Data entries:
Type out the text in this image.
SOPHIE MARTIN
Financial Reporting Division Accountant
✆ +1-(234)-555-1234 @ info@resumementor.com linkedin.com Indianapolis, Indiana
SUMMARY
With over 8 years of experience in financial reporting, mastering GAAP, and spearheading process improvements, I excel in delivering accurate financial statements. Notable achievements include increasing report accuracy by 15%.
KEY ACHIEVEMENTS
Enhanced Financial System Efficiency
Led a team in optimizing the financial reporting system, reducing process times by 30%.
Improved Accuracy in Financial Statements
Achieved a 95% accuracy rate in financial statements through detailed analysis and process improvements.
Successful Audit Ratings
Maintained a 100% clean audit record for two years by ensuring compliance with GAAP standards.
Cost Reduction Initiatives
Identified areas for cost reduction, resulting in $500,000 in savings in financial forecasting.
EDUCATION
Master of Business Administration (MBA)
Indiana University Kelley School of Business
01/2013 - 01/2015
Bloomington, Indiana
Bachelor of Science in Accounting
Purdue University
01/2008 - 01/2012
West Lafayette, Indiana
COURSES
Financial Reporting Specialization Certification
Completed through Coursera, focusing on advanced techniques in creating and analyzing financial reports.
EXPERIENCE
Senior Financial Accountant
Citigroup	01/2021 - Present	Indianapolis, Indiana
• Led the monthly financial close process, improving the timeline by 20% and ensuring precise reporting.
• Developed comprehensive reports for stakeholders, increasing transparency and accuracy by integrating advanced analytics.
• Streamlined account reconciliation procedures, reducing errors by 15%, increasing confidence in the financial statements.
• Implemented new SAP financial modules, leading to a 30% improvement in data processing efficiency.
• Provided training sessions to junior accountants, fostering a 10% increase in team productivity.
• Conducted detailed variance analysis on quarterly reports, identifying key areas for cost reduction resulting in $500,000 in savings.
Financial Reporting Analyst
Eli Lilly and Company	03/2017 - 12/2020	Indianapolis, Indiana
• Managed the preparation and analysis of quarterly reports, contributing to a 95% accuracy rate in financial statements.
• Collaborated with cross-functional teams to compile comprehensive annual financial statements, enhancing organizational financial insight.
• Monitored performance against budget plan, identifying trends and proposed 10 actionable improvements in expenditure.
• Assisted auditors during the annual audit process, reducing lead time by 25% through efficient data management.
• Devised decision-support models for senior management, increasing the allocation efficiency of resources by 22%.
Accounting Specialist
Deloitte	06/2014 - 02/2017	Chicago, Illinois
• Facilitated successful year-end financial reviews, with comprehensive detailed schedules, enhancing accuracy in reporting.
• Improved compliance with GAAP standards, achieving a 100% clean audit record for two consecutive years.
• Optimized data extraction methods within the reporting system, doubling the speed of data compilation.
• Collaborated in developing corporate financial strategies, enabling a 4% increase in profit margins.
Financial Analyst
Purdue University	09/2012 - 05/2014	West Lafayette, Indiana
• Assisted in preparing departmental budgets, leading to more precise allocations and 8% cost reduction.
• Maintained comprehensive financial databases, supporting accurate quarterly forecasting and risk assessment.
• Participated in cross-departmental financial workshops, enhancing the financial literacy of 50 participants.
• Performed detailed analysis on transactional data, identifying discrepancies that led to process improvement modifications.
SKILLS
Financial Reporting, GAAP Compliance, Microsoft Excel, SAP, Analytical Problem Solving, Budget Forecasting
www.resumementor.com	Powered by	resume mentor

▶ Aim: Nothing should be left out: repeat all of the data exactly.

▶ Finished exercise:
Type out the text in this image.
SOPHIE MARTIN
Financial Reporting Division Accountant
✆ +1-(234)-555-1234 @ info@resumementor.com linkedin.com Indianapolis, Indiana
SUMMARY
With over 8 years of experience in financial reporting, mastering GAAP, and spearheading process improvements, I excel in delivering accurate financial statements. Notable achievements include increasing report accuracy by 15%.
KEY ACHIEVEMENTS
Enhanced Financial System Efficiency
Led a team in optimizing the financial reporting system, reducing process times by 30%.
Improved Accuracy in Financial Statements
Achieved a 95% accuracy rate in financial statements through detailed analysis and process improvements.
Successful Audit Ratings
Maintained a 100% clean audit record for two years by ensuring compliance with GAAP standards.
Cost Reduction Initiatives
Identified areas for cost reduction, resulting in $500,000 in savings in financial forecasting.
EDUCATION
Master of Business Administration (MBA)
Indiana University Kelley School of Business
01/2013 - 01/2015
Bloomington, Indiana
Bachelor of Science in Accounting
Purdue University
01/2008 - 01/2012
West Lafayette, Indiana
COURSES
Financial Reporting Specialization Certification
Completed through Coursera, focusing on advanced techniques in creating and analyzing financial reports.
EXPERIENCE
Senior Financial Accountant
Citigroup	01/2021 - Present	Indianapolis, Indiana
• Led the monthly financial close process, improving the timeline by 20% and ensuring precise reporting.
• Developed comprehensive reports for stakeholders, increasing transparency and accuracy by integrating advanced analytics.
• Streamlined account reconciliation procedures, reducing errors by 15%, increasing confidence in the financial statements.
• Implemented new SAP financial modules, leading to a 30% improvement in data processing efficiency.
• Provided training sessions to junior accountants, fostering a 10% increase in team productivity.
• Conducted detailed variance analysis on quarterly reports, identifying key areas for cost reduction resulting in $500,000 in savings.
Financial Reporting Analyst
Eli Lilly and Company	03/2017 - 12/2020	Indianapolis, Indiana
• Managed the preparation and analysis of quarterly reports, contributing to a 95% accuracy rate in financial statements.
• Collaborated with cross-functional teams to compile comprehensive annual financial statements, enhancing organizational financial insight.
• Monitored performance against budget plan, identifying trends and proposed 10 actionable improvements in expenditure.
• Assisted auditors during the annual audit process, reducing lead time by 25% through efficient data management.
• Devised decision-support models for senior management, increasing the allocation efficiency of resources by 22%.
Accounting Specialist
Deloitte	06/2014 - 02/2017	Chicago, Illinois
• Facilitated successful year-end financial reviews, with comprehensive detailed schedules, enhancing accuracy in reporting.
• Improved compliance with GAAP standards, achieving a 100% clean audit record for two consecutive years.
• Optimized data extraction methods within the reporting system, doubling the speed of data compilation.
• Collaborated in developing corporate financial strategies, enabling a 4% increase in profit margins.
Financial Analyst
Purdue University	09/2012 - 05/2014	West Lafayette, Indiana
• Assisted in preparing departmental budgets, leading to more precise allocations and 8% cost reduction.
• Maintained comprehensive financial databases, supporting accurate quarterly forecasting and risk assessment.
• Participated in cross-departmental financial workshops, enhancing the financial literacy of 50 participants.
• Performed detailed analysis on transactional data, identifying discrepancies that led to process improvement modifications.
SKILLS
Financial Reporting, GAAP Compliance, Microsoft Excel, SAP, Analytical Problem Solving, Budget Forecasting
www.resumementor.com	Powered by	resume mentor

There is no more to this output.